Give back the full listing, character for character, with no pictures.

**Data provided:**

+++

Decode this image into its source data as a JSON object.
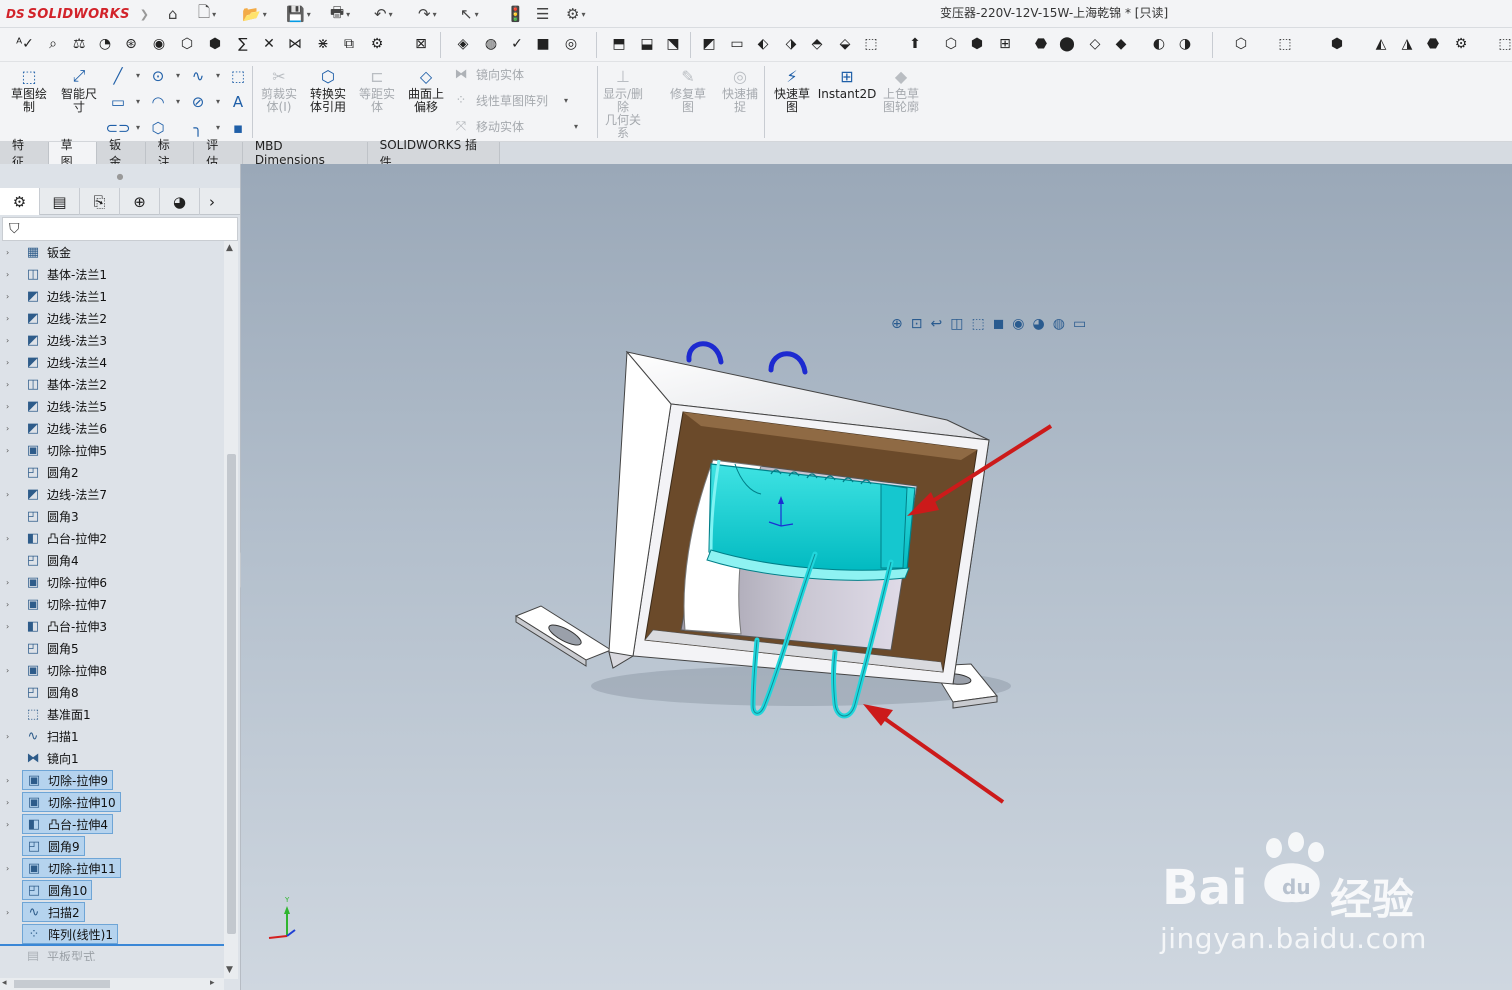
{
  "app": {
    "logo_text": "SOLIDWORKS",
    "logo_mark": "DS",
    "document_title": "变压器-220V-12V-15W-上海乾锦 * [只读]"
  },
  "quick_access": [
    {
      "name": "home-icon",
      "glyph": "⌂"
    },
    {
      "name": "new-document-icon",
      "glyph": "🗋"
    },
    {
      "name": "open-icon",
      "glyph": "📂"
    },
    {
      "name": "save-icon",
      "glyph": "💾"
    },
    {
      "name": "print-icon",
      "glyph": "🖶"
    },
    {
      "name": "undo-icon",
      "glyph": "↶"
    },
    {
      "name": "redo-icon",
      "glyph": "↷"
    },
    {
      "name": "select-icon",
      "glyph": "↖"
    },
    {
      "name": "rebuild-icon",
      "glyph": "🚦"
    },
    {
      "name": "file-properties-icon",
      "glyph": "☰"
    },
    {
      "name": "options-icon",
      "glyph": "⚙"
    }
  ],
  "command_manager": {
    "sketch_buttons": [
      {
        "label": "草图绘\n制",
        "glyph": "⬚",
        "disabled": false
      },
      {
        "label": "智能尺\n寸",
        "glyph": "⤢",
        "disabled": false
      }
    ],
    "feature_buttons": [
      {
        "label": "剪裁实\n体(I)",
        "glyph": "✂",
        "disabled": true
      },
      {
        "label": "转换实\n体引用",
        "glyph": "⬡",
        "disabled": false
      },
      {
        "label": "等距实\n体",
        "glyph": "⊏",
        "disabled": true
      },
      {
        "label": "曲面上\n偏移",
        "glyph": "◇",
        "disabled": false
      }
    ],
    "small_buttons": [
      {
        "label": "镜向实体",
        "glyph": "⧓"
      },
      {
        "label": "线性草图阵列",
        "glyph": "⁘"
      },
      {
        "label": "移动实体",
        "glyph": "⤧"
      }
    ],
    "relation_buttons": [
      {
        "label": "显示/删除\n几何关系",
        "glyph": "⊥",
        "disabled": true
      },
      {
        "label": "修复草\n图",
        "glyph": "✎",
        "disabled": true
      },
      {
        "label": "快速捕\n捉",
        "glyph": "◎",
        "disabled": true
      }
    ],
    "extra_buttons": [
      {
        "label": "快速草\n图",
        "glyph": "⚡",
        "disabled": false
      },
      {
        "label": "Instant2D",
        "glyph": "⊞",
        "disabled": false
      },
      {
        "label": "上色草\n图轮廓",
        "glyph": "◆",
        "disabled": true
      }
    ]
  },
  "tabs": [
    {
      "label": "特征",
      "active": false
    },
    {
      "label": "草图",
      "active": true
    },
    {
      "label": "钣金",
      "active": false
    },
    {
      "label": "标注",
      "active": false
    },
    {
      "label": "评估",
      "active": false
    },
    {
      "label": "MBD Dimensions",
      "active": false
    },
    {
      "label": "SOLIDWORKS 插件",
      "active": false
    }
  ],
  "panel_tabs": [
    {
      "name": "feature-manager-tab",
      "glyph": "⚙",
      "active": true
    },
    {
      "name": "property-manager-tab",
      "glyph": "▤",
      "active": false
    },
    {
      "name": "configuration-manager-tab",
      "glyph": "⎘",
      "active": false
    },
    {
      "name": "dimxpert-manager-tab",
      "glyph": "⊕",
      "active": false
    },
    {
      "name": "display-manager-tab",
      "glyph": "◕",
      "active": false
    }
  ],
  "feature_tree": [
    {
      "label": "钣金",
      "expand": true,
      "glyph": "▦",
      "selected": false
    },
    {
      "label": "基体-法兰1",
      "expand": true,
      "glyph": "◫",
      "selected": false
    },
    {
      "label": "边线-法兰1",
      "expand": true,
      "glyph": "◩",
      "selected": false
    },
    {
      "label": "边线-法兰2",
      "expand": true,
      "glyph": "◩",
      "selected": false
    },
    {
      "label": "边线-法兰3",
      "expand": true,
      "glyph": "◩",
      "selected": false
    },
    {
      "label": "边线-法兰4",
      "expand": true,
      "glyph": "◩",
      "selected": false
    },
    {
      "label": "基体-法兰2",
      "expand": true,
      "glyph": "◫",
      "selected": false
    },
    {
      "label": "边线-法兰5",
      "expand": true,
      "glyph": "◩",
      "selected": false
    },
    {
      "label": "边线-法兰6",
      "expand": true,
      "glyph": "◩",
      "selected": false
    },
    {
      "label": "切除-拉伸5",
      "expand": true,
      "glyph": "▣",
      "selected": false
    },
    {
      "label": "圆角2",
      "expand": false,
      "glyph": "◰",
      "selected": false
    },
    {
      "label": "边线-法兰7",
      "expand": true,
      "glyph": "◩",
      "selected": false
    },
    {
      "label": "圆角3",
      "expand": false,
      "glyph": "◰",
      "selected": false
    },
    {
      "label": "凸台-拉伸2",
      "expand": true,
      "glyph": "◧",
      "selected": false
    },
    {
      "label": "圆角4",
      "expand": false,
      "glyph": "◰",
      "selected": false
    },
    {
      "label": "切除-拉伸6",
      "expand": true,
      "glyph": "▣",
      "selected": false
    },
    {
      "label": "切除-拉伸7",
      "expand": true,
      "glyph": "▣",
      "selected": false
    },
    {
      "label": "凸台-拉伸3",
      "expand": true,
      "glyph": "◧",
      "selected": false
    },
    {
      "label": "圆角5",
      "expand": false,
      "glyph": "◰",
      "selected": false
    },
    {
      "label": "切除-拉伸8",
      "expand": true,
      "glyph": "▣",
      "selected": false
    },
    {
      "label": "圆角8",
      "expand": false,
      "glyph": "◰",
      "selected": false
    },
    {
      "label": "基准面1",
      "expand": false,
      "glyph": "⬚",
      "selected": false
    },
    {
      "label": "扫描1",
      "expand": true,
      "glyph": "∿",
      "selected": false
    },
    {
      "label": "镜向1",
      "expand": false,
      "glyph": "⧓",
      "selected": false
    },
    {
      "label": "切除-拉伸9",
      "expand": true,
      "glyph": "▣",
      "selected": true
    },
    {
      "label": "切除-拉伸10",
      "expand": true,
      "glyph": "▣",
      "selected": true
    },
    {
      "label": "凸台-拉伸4",
      "expand": true,
      "glyph": "◧",
      "selected": true
    },
    {
      "label": "圆角9",
      "expand": false,
      "glyph": "◰",
      "selected": true
    },
    {
      "label": "切除-拉伸11",
      "expand": true,
      "glyph": "▣",
      "selected": true
    },
    {
      "label": "圆角10",
      "expand": false,
      "glyph": "◰",
      "selected": true
    },
    {
      "label": "扫描2",
      "expand": true,
      "glyph": "∿",
      "selected": true
    },
    {
      "label": "阵列(线性)1",
      "expand": false,
      "glyph": "⁘",
      "selected": true
    },
    {
      "label": "平板型式",
      "expand": false,
      "glyph": "▤",
      "selected": false,
      "dim": true
    }
  ],
  "heads_up_toolbar": [
    {
      "name": "zoom-to-fit-icon",
      "glyph": "⊕"
    },
    {
      "name": "zoom-to-area-icon",
      "glyph": "⊡"
    },
    {
      "name": "previous-view-icon",
      "glyph": "↩"
    },
    {
      "name": "section-view-icon",
      "glyph": "◫"
    },
    {
      "name": "view-orientation-icon",
      "glyph": "⬚"
    },
    {
      "name": "display-style-icon",
      "glyph": "◼"
    },
    {
      "name": "hide-show-items-icon",
      "glyph": "◉"
    },
    {
      "name": "edit-appearance-icon",
      "glyph": "◕"
    },
    {
      "name": "apply-scene-icon",
      "glyph": "◍"
    },
    {
      "name": "view-settings-icon",
      "glyph": "▭"
    }
  ],
  "watermark": {
    "brand": "Bai",
    "brand_suffix": "经验",
    "site": "jingyan.baidu.com"
  },
  "colors": {
    "selection": "#00d2d2",
    "annotation_arrow": "#cc1a1a",
    "accent": "#1f5fa8"
  }
}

+++

**Answer in full:**
Decode this image into its source data as a JSON object.
{
  "app": {
    "logo_text": "SOLIDWORKS",
    "logo_mark": "DS",
    "document_title": "变压器-220V-12V-15W-上海乾锦 * [只读]"
  },
  "quick_access": [
    {
      "name": "home-icon",
      "glyph": "⌂"
    },
    {
      "name": "new-document-icon",
      "glyph": "🗋"
    },
    {
      "name": "open-icon",
      "glyph": "📂"
    },
    {
      "name": "save-icon",
      "glyph": "💾"
    },
    {
      "name": "print-icon",
      "glyph": "🖶"
    },
    {
      "name": "undo-icon",
      "glyph": "↶"
    },
    {
      "name": "redo-icon",
      "glyph": "↷"
    },
    {
      "name": "select-icon",
      "glyph": "↖"
    },
    {
      "name": "rebuild-icon",
      "glyph": "🚦"
    },
    {
      "name": "file-properties-icon",
      "glyph": "☰"
    },
    {
      "name": "options-icon",
      "glyph": "⚙"
    }
  ],
  "command_manager": {
    "sketch_buttons": [
      {
        "label": "草图绘\n制",
        "glyph": "⬚",
        "disabled": false
      },
      {
        "label": "智能尺\n寸",
        "glyph": "⤢",
        "disabled": false
      }
    ],
    "feature_buttons": [
      {
        "label": "剪裁实\n体(I)",
        "glyph": "✂",
        "disabled": true
      },
      {
        "label": "转换实\n体引用",
        "glyph": "⬡",
        "disabled": false
      },
      {
        "label": "等距实\n体",
        "glyph": "⊏",
        "disabled": true
      },
      {
        "label": "曲面上\n偏移",
        "glyph": "◇",
        "disabled": false
      }
    ],
    "small_buttons": [
      {
        "label": "镜向实体",
        "glyph": "⧓"
      },
      {
        "label": "线性草图阵列",
        "glyph": "⁘"
      },
      {
        "label": "移动实体",
        "glyph": "⤧"
      }
    ],
    "relation_buttons": [
      {
        "label": "显示/删除\n几何关系",
        "glyph": "⊥",
        "disabled": true
      },
      {
        "label": "修复草\n图",
        "glyph": "✎",
        "disabled": true
      },
      {
        "label": "快速捕\n捉",
        "glyph": "◎",
        "disabled": true
      }
    ],
    "extra_buttons": [
      {
        "label": "快速草\n图",
        "glyph": "⚡",
        "disabled": false
      },
      {
        "label": "Instant2D",
        "glyph": "⊞",
        "disabled": false
      },
      {
        "label": "上色草\n图轮廓",
        "glyph": "◆",
        "disabled": true
      }
    ]
  },
  "tabs": [
    {
      "label": "特征",
      "active": false
    },
    {
      "label": "草图",
      "active": true
    },
    {
      "label": "钣金",
      "active": false
    },
    {
      "label": "标注",
      "active": false
    },
    {
      "label": "评估",
      "active": false
    },
    {
      "label": "MBD Dimensions",
      "active": false
    },
    {
      "label": "SOLIDWORKS 插件",
      "active": false
    }
  ],
  "panel_tabs": [
    {
      "name": "feature-manager-tab",
      "glyph": "⚙",
      "active": true
    },
    {
      "name": "property-manager-tab",
      "glyph": "▤",
      "active": false
    },
    {
      "name": "configuration-manager-tab",
      "glyph": "⎘",
      "active": false
    },
    {
      "name": "dimxpert-manager-tab",
      "glyph": "⊕",
      "active": false
    },
    {
      "name": "display-manager-tab",
      "glyph": "◕",
      "active": false
    }
  ],
  "feature_tree": [
    {
      "label": "钣金",
      "expand": true,
      "glyph": "▦",
      "selected": false
    },
    {
      "label": "基体-法兰1",
      "expand": true,
      "glyph": "◫",
      "selected": false
    },
    {
      "label": "边线-法兰1",
      "expand": true,
      "glyph": "◩",
      "selected": false
    },
    {
      "label": "边线-法兰2",
      "expand": true,
      "glyph": "◩",
      "selected": false
    },
    {
      "label": "边线-法兰3",
      "expand": true,
      "glyph": "◩",
      "selected": false
    },
    {
      "label": "边线-法兰4",
      "expand": true,
      "glyph": "◩",
      "selected": false
    },
    {
      "label": "基体-法兰2",
      "expand": true,
      "glyph": "◫",
      "selected": false
    },
    {
      "label": "边线-法兰5",
      "expand": true,
      "glyph": "◩",
      "selected": false
    },
    {
      "label": "边线-法兰6",
      "expand": true,
      "glyph": "◩",
      "selected": false
    },
    {
      "label": "切除-拉伸5",
      "expand": true,
      "glyph": "▣",
      "selected": false
    },
    {
      "label": "圆角2",
      "expand": false,
      "glyph": "◰",
      "selected": false
    },
    {
      "label": "边线-法兰7",
      "expand": true,
      "glyph": "◩",
      "selected": false
    },
    {
      "label": "圆角3",
      "expand": false,
      "glyph": "◰",
      "selected": false
    },
    {
      "label": "凸台-拉伸2",
      "expand": true,
      "glyph": "◧",
      "selected": false
    },
    {
      "label": "圆角4",
      "expand": false,
      "glyph": "◰",
      "selected": false
    },
    {
      "label": "切除-拉伸6",
      "expand": true,
      "glyph": "▣",
      "selected": false
    },
    {
      "label": "切除-拉伸7",
      "expand": true,
      "glyph": "▣",
      "selected": false
    },
    {
      "label": "凸台-拉伸3",
      "expand": true,
      "glyph": "◧",
      "selected": false
    },
    {
      "label": "圆角5",
      "expand": false,
      "glyph": "◰",
      "selected": false
    },
    {
      "label": "切除-拉伸8",
      "expand": true,
      "glyph": "▣",
      "selected": false
    },
    {
      "label": "圆角8",
      "expand": false,
      "glyph": "◰",
      "selected": false
    },
    {
      "label": "基准面1",
      "expand": false,
      "glyph": "⬚",
      "selected": false
    },
    {
      "label": "扫描1",
      "expand": true,
      "glyph": "∿",
      "selected": false
    },
    {
      "label": "镜向1",
      "expand": false,
      "glyph": "⧓",
      "selected": false
    },
    {
      "label": "切除-拉伸9",
      "expand": true,
      "glyph": "▣",
      "selected": true
    },
    {
      "label": "切除-拉伸10",
      "expand": true,
      "glyph": "▣",
      "selected": true
    },
    {
      "label": "凸台-拉伸4",
      "expand": true,
      "glyph": "◧",
      "selected": true
    },
    {
      "label": "圆角9",
      "expand": false,
      "glyph": "◰",
      "selected": true
    },
    {
      "label": "切除-拉伸11",
      "expand": true,
      "glyph": "▣",
      "selected": true
    },
    {
      "label": "圆角10",
      "expand": false,
      "glyph": "◰",
      "selected": true
    },
    {
      "label": "扫描2",
      "expand": true,
      "glyph": "∿",
      "selected": true
    },
    {
      "label": "阵列(线性)1",
      "expand": false,
      "glyph": "⁘",
      "selected": true
    },
    {
      "label": "平板型式",
      "expand": false,
      "glyph": "▤",
      "selected": false,
      "dim": true
    }
  ],
  "heads_up_toolbar": [
    {
      "name": "zoom-to-fit-icon",
      "glyph": "⊕"
    },
    {
      "name": "zoom-to-area-icon",
      "glyph": "⊡"
    },
    {
      "name": "previous-view-icon",
      "glyph": "↩"
    },
    {
      "name": "section-view-icon",
      "glyph": "◫"
    },
    {
      "name": "view-orientation-icon",
      "glyph": "⬚"
    },
    {
      "name": "display-style-icon",
      "glyph": "◼"
    },
    {
      "name": "hide-show-items-icon",
      "glyph": "◉"
    },
    {
      "name": "edit-appearance-icon",
      "glyph": "◕"
    },
    {
      "name": "apply-scene-icon",
      "glyph": "◍"
    },
    {
      "name": "view-settings-icon",
      "glyph": "▭"
    }
  ],
  "watermark": {
    "brand": "Bai",
    "brand_suffix": "经验",
    "site": "jingyan.baidu.com"
  },
  "colors": {
    "selection": "#00d2d2",
    "annotation_arrow": "#cc1a1a",
    "accent": "#1f5fa8"
  }
}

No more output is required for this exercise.